Data excerpts -
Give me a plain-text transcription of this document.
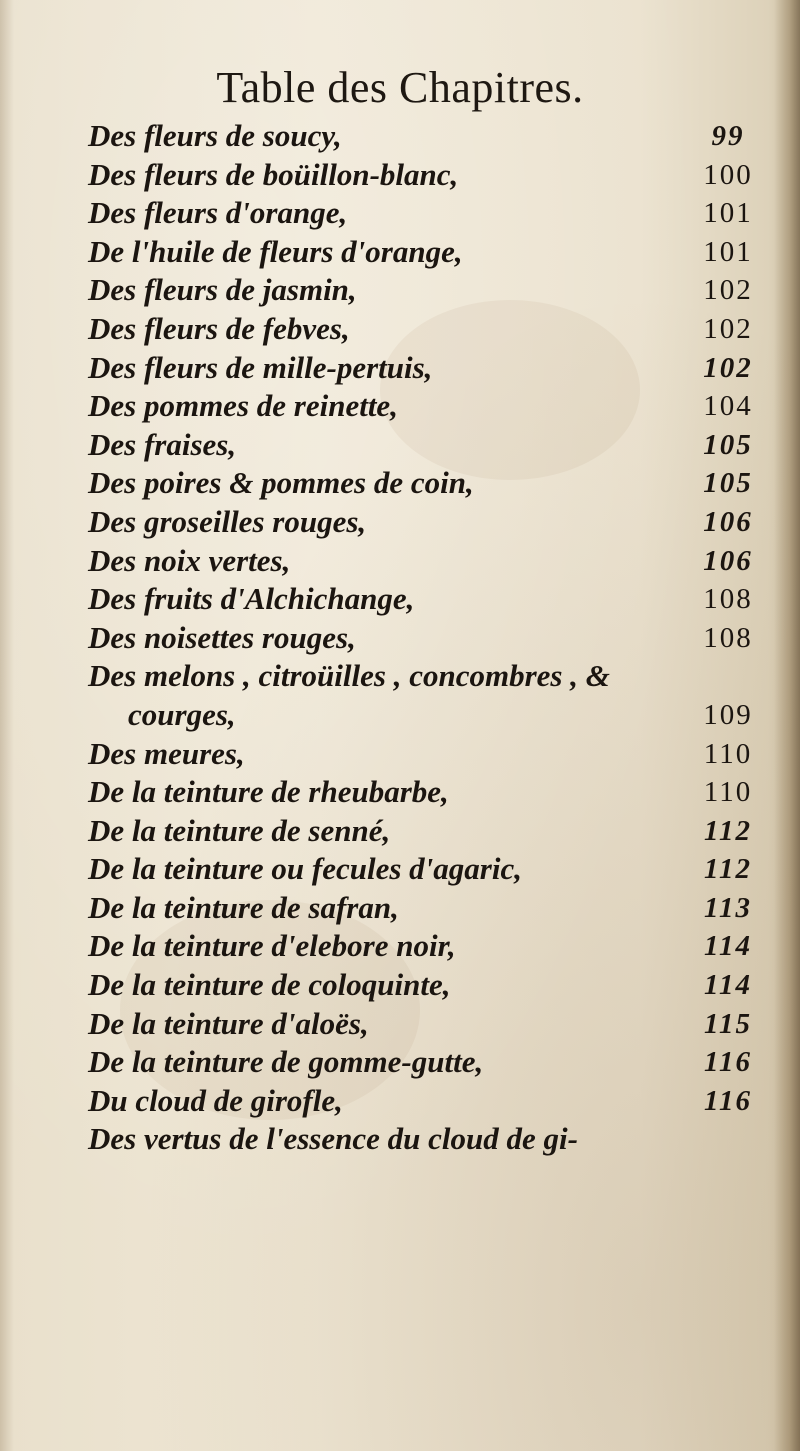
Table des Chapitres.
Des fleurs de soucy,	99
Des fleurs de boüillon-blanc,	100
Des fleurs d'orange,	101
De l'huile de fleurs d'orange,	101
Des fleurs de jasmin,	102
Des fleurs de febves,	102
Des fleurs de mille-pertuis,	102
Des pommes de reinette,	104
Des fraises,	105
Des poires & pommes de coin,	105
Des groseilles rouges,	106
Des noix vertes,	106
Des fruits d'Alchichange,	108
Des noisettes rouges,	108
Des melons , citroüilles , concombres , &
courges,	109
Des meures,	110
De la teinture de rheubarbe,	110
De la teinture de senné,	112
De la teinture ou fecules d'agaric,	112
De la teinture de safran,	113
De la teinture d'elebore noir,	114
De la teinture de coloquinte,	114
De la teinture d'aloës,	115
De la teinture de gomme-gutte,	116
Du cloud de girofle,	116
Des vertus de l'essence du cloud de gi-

--

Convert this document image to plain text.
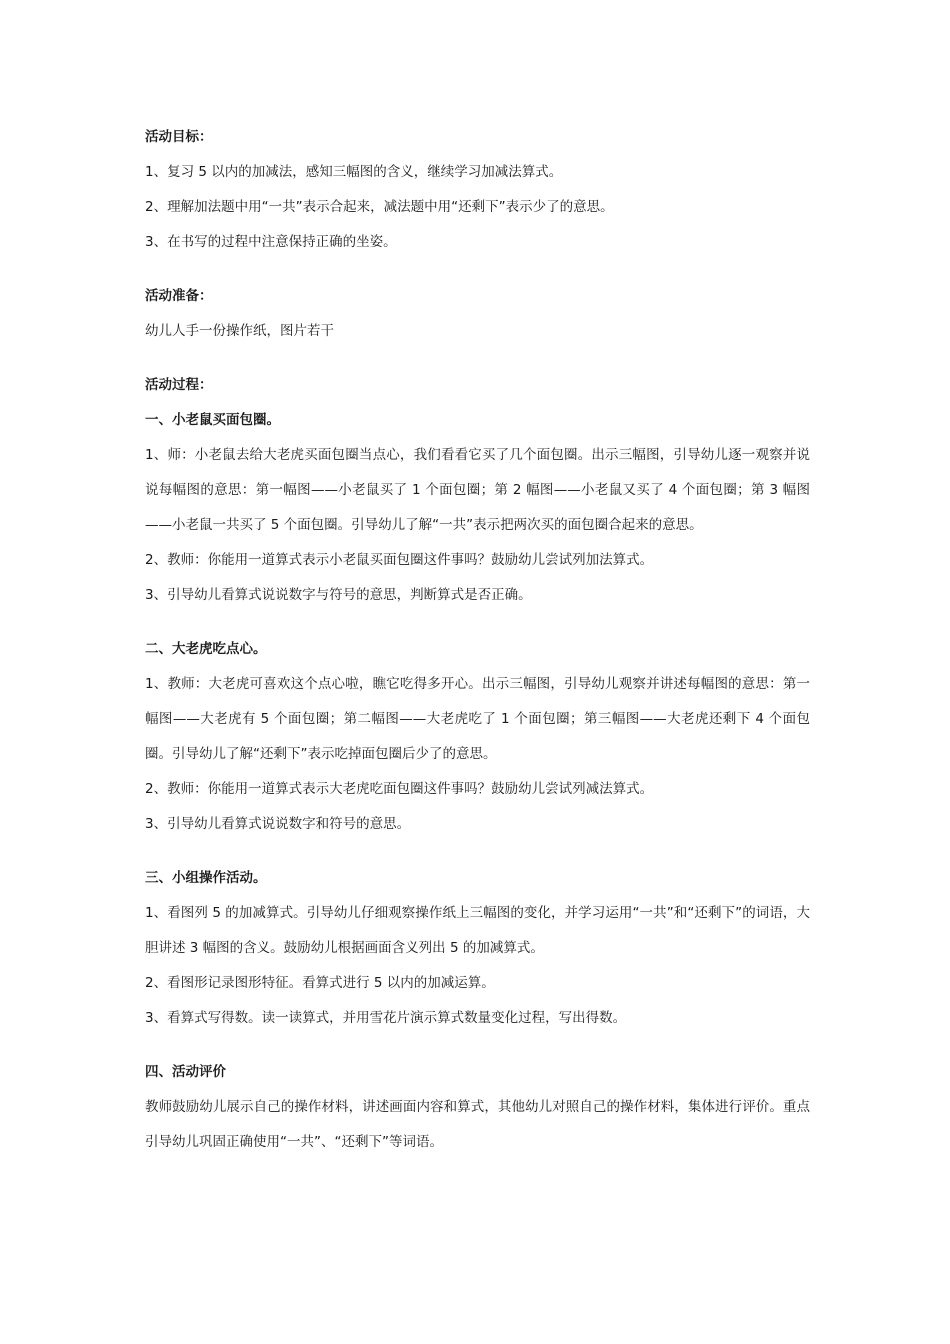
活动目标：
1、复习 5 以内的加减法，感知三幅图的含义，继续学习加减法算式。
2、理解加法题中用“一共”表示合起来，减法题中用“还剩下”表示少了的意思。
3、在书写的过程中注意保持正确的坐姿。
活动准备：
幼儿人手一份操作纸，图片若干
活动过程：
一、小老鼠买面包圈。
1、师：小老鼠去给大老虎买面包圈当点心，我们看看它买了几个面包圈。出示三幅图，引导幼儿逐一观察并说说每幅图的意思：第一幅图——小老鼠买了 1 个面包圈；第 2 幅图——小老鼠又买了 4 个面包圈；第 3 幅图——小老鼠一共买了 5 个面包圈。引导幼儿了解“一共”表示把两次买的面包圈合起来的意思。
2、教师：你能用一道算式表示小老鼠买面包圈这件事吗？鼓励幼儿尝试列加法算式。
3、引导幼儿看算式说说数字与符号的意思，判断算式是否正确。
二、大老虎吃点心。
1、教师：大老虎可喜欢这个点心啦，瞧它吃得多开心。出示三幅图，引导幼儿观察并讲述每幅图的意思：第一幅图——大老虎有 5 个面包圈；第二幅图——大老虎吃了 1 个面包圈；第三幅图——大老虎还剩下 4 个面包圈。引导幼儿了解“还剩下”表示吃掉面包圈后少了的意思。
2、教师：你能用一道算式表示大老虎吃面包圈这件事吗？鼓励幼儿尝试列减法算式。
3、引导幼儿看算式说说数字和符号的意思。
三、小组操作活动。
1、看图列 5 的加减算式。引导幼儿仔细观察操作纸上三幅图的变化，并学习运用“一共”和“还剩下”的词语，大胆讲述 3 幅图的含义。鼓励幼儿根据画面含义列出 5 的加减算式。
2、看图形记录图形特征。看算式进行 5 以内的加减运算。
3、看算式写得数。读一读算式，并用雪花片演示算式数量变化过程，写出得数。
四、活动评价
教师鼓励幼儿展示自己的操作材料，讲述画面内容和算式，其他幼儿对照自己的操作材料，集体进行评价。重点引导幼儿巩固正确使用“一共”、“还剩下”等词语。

Your objective - Using the listing above, say how many of its lines contain the string "出示三幅图", giving nothing but the figure.

Written solution - 2